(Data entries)
* BEGIN *
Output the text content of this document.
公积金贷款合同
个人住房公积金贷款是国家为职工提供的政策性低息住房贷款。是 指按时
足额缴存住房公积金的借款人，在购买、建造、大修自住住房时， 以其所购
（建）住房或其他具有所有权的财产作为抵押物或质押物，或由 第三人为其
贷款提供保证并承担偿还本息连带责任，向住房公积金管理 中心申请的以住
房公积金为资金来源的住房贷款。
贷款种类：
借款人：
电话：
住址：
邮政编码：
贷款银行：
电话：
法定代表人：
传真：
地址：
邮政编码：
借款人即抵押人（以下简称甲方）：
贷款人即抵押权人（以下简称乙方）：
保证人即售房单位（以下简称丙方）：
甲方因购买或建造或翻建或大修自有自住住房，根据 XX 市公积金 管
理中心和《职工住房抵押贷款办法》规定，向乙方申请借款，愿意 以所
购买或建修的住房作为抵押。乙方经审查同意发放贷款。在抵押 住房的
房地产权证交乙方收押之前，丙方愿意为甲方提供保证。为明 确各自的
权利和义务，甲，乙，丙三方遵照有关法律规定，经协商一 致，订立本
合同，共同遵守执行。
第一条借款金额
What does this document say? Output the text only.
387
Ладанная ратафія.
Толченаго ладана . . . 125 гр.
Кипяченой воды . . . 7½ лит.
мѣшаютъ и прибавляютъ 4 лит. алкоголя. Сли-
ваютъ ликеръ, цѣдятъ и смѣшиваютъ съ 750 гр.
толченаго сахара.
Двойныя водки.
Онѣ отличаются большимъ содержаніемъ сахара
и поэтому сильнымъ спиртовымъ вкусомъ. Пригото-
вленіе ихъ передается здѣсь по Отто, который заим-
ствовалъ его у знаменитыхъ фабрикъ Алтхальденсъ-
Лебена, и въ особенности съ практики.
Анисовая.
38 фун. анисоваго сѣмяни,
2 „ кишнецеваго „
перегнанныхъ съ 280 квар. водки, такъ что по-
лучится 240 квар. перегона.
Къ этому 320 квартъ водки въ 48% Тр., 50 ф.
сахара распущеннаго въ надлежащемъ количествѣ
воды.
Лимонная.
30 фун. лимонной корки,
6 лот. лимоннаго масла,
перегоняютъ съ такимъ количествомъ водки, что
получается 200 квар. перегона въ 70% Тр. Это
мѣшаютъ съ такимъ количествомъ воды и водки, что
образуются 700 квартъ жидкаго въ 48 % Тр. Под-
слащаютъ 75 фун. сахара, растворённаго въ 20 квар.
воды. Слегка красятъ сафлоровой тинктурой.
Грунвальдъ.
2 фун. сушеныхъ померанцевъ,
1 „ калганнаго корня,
* END *
* BEGIN *
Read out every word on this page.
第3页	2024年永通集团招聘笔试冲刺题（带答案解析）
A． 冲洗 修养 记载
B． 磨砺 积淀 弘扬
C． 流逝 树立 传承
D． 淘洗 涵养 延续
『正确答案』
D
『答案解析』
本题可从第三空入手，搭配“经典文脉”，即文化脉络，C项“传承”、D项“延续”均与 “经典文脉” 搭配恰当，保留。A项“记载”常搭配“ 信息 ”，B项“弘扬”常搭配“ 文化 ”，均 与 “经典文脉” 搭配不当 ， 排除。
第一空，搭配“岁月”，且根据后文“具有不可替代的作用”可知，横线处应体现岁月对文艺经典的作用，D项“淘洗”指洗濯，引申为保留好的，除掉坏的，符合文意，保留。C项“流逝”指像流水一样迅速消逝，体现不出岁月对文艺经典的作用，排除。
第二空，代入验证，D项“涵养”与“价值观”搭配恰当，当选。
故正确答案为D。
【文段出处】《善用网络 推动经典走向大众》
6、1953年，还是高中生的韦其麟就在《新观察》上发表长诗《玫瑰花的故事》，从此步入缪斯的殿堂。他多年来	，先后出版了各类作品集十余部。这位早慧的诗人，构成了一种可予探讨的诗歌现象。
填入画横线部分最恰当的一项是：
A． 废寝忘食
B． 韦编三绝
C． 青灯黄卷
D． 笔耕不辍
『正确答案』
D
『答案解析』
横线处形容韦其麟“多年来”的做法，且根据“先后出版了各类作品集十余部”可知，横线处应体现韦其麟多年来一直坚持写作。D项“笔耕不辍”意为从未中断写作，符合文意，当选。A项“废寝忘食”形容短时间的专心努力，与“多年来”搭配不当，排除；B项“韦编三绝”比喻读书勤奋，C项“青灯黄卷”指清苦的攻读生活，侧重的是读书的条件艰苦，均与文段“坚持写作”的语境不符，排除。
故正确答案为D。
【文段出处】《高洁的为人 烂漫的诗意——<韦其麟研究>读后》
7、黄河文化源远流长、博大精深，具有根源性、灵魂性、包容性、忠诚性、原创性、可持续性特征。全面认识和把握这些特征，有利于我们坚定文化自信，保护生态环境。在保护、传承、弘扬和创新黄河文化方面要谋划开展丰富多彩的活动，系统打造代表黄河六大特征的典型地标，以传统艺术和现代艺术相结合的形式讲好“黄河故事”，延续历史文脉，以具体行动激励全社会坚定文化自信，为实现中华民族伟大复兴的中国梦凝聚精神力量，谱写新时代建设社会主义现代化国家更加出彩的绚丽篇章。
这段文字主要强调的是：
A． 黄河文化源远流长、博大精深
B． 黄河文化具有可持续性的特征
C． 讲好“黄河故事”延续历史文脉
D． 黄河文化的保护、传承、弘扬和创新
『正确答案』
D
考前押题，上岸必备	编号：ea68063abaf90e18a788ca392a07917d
* END *
* BEGIN *
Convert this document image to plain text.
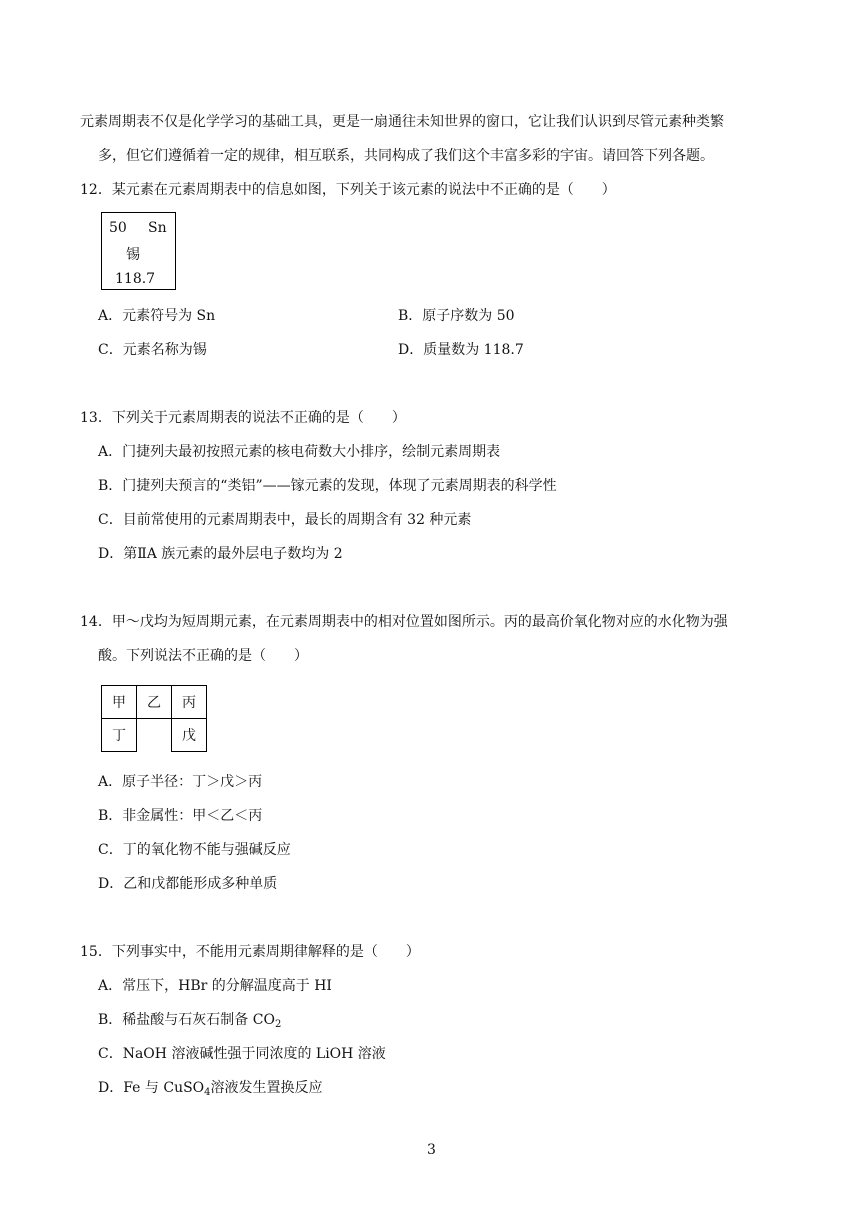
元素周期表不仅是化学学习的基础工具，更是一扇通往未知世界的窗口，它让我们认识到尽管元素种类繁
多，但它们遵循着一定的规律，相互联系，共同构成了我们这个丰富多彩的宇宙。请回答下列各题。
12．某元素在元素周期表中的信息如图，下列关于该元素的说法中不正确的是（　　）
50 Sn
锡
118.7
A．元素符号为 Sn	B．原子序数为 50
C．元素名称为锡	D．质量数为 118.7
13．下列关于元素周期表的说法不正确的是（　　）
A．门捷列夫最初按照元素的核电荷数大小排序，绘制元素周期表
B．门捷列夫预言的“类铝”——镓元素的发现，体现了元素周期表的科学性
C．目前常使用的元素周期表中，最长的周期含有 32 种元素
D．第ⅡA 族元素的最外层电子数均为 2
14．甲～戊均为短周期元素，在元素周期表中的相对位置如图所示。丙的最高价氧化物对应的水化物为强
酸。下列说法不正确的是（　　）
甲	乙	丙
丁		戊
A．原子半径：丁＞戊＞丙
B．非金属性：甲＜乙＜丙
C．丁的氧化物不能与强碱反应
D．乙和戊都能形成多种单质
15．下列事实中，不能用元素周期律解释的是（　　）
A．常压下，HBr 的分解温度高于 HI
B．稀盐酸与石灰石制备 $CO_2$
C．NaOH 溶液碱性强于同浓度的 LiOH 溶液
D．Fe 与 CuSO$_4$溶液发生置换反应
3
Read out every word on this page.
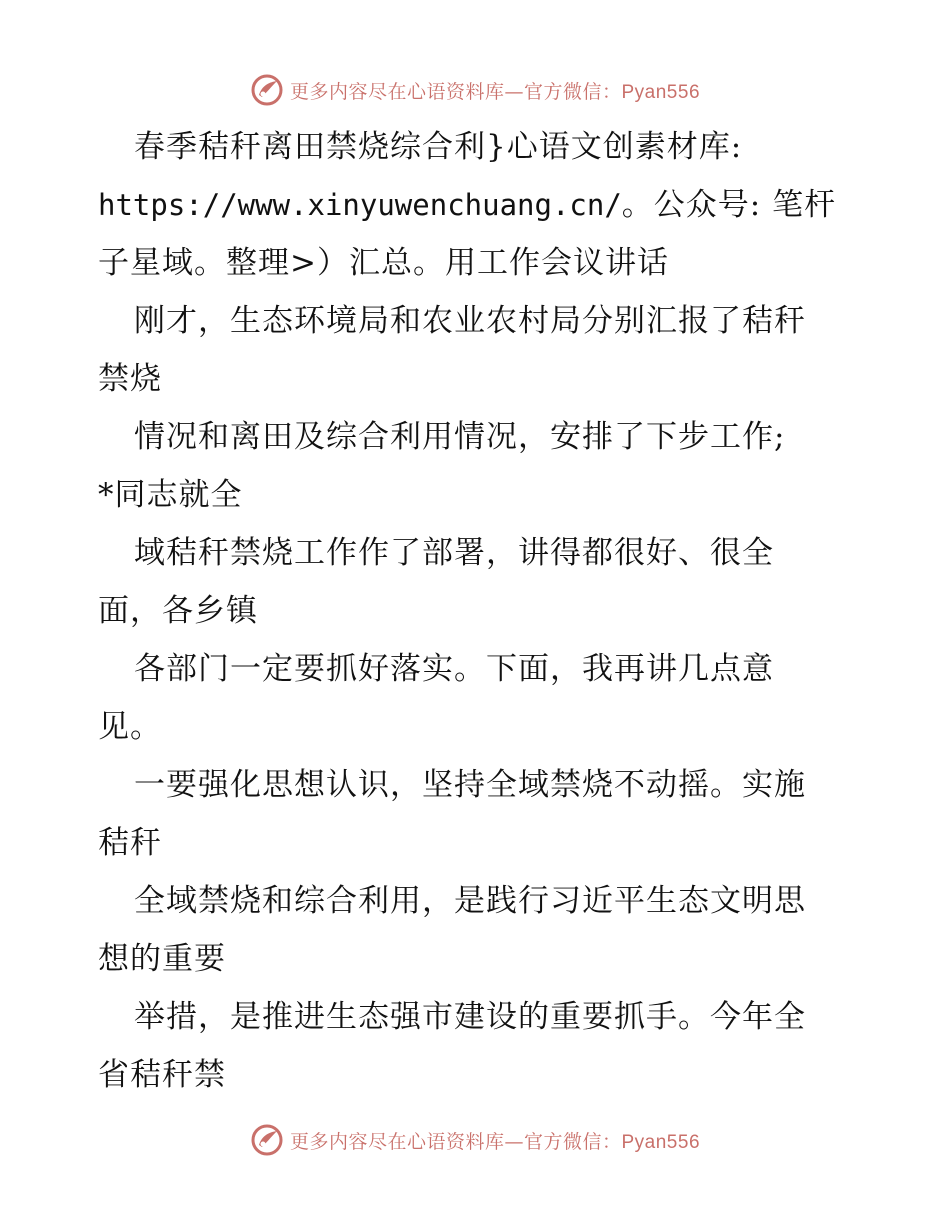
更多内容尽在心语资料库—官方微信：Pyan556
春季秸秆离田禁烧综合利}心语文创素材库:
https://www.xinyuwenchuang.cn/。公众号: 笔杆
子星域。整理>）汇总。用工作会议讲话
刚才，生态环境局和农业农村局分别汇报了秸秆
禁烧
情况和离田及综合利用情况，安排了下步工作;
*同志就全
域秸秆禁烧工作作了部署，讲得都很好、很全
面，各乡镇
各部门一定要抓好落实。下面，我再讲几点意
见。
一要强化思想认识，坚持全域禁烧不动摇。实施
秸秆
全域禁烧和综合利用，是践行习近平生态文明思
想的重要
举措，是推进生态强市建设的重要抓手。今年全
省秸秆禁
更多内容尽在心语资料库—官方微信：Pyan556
* END *
EXERCISE DETAILS
Tally the lines in the listing that hold "мѣшаютъ" and report the number alone.

FINISHED TASK
2